▶ **Written exercise**:
Tell how many lines in the data below hold the string "Registry"; give nothing but the number.

▶ **Listing**:
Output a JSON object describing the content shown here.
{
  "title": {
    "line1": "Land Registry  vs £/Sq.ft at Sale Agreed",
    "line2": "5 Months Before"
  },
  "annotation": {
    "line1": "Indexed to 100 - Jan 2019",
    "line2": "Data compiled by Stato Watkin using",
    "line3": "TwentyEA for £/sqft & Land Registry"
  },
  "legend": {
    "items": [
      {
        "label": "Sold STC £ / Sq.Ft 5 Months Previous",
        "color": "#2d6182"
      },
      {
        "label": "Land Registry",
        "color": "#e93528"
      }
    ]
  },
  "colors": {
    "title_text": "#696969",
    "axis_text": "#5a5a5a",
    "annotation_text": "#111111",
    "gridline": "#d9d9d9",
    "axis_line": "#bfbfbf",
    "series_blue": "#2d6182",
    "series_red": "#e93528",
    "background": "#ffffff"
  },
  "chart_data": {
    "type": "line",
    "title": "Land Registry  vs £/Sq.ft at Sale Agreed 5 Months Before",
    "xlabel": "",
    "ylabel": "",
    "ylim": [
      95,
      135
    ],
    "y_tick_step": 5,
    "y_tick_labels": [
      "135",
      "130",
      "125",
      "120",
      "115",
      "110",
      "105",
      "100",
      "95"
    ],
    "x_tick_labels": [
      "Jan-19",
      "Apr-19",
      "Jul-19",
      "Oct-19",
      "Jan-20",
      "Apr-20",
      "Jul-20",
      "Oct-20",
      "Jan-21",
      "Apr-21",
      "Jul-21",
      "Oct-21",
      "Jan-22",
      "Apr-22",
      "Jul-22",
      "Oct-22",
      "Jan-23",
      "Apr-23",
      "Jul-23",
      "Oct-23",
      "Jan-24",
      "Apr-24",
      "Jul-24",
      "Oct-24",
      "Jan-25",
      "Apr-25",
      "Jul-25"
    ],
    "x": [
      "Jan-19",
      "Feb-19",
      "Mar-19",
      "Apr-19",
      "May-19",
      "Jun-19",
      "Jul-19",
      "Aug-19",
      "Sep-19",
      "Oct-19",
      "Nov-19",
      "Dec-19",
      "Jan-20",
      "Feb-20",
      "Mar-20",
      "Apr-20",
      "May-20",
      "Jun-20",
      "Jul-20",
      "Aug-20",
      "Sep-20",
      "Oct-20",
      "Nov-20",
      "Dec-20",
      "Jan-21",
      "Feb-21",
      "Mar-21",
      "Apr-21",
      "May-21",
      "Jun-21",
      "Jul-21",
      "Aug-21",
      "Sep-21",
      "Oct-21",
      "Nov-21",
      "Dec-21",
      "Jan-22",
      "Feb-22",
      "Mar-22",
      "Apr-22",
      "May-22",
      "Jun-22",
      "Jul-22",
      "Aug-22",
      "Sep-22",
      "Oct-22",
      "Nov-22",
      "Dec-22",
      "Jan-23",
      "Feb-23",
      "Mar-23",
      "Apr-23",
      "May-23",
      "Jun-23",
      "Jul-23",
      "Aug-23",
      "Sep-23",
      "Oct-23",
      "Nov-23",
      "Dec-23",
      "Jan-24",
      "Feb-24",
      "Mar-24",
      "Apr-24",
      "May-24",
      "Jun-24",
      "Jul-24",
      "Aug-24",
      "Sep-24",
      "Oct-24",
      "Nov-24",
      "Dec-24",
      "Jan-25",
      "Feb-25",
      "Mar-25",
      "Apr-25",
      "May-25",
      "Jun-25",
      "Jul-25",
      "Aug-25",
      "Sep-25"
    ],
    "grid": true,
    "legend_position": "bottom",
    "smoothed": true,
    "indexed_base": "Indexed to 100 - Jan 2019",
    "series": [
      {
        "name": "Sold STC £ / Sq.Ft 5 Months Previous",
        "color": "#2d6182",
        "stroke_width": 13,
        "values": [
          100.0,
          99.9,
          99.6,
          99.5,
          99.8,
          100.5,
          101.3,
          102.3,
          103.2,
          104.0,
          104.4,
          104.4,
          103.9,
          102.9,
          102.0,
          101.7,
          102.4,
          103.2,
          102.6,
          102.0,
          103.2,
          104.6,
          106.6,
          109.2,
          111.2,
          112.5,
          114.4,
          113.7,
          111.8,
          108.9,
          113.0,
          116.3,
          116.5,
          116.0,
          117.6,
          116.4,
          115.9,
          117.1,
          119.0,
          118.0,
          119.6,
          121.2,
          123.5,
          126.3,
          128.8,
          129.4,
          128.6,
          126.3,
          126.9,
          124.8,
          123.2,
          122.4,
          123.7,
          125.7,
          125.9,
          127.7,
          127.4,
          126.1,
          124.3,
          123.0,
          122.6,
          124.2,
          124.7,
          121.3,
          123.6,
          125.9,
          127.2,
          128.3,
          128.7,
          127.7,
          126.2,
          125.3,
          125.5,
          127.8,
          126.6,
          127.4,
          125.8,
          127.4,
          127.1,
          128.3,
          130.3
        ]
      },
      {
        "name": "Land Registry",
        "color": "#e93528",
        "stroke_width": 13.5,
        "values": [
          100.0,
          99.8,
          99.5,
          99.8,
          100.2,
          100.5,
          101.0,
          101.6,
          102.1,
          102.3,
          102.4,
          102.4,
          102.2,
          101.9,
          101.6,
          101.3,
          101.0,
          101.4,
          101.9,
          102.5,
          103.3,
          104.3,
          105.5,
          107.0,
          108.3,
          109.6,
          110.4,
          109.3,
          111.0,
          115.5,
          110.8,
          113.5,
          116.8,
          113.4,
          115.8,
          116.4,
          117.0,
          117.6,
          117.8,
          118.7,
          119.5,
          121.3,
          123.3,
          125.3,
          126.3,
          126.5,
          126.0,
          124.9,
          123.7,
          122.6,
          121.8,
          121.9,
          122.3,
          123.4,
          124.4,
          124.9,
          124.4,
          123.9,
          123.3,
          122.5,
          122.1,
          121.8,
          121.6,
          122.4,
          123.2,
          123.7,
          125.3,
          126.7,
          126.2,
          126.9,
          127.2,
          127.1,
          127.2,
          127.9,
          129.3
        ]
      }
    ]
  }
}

* * *

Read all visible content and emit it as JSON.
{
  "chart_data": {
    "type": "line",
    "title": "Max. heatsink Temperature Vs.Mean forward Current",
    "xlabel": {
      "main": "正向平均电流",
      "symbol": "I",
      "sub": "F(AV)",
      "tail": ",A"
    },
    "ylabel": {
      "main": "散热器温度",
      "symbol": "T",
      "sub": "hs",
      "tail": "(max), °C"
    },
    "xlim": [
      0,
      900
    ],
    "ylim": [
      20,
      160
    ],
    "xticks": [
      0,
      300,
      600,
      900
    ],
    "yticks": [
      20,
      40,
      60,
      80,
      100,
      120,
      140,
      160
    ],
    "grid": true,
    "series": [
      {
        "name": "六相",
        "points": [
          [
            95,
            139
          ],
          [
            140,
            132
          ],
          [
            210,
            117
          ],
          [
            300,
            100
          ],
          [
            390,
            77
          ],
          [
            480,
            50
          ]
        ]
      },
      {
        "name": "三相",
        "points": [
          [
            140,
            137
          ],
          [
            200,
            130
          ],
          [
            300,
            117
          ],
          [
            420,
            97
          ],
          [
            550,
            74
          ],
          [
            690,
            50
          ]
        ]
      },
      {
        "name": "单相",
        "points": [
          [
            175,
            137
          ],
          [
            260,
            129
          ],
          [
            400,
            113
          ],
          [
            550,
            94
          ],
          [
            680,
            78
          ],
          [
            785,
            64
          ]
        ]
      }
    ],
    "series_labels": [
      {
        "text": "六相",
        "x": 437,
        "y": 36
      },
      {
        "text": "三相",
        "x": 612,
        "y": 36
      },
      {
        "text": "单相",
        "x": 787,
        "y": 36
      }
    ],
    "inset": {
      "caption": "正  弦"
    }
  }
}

▶ **Complete response**:
5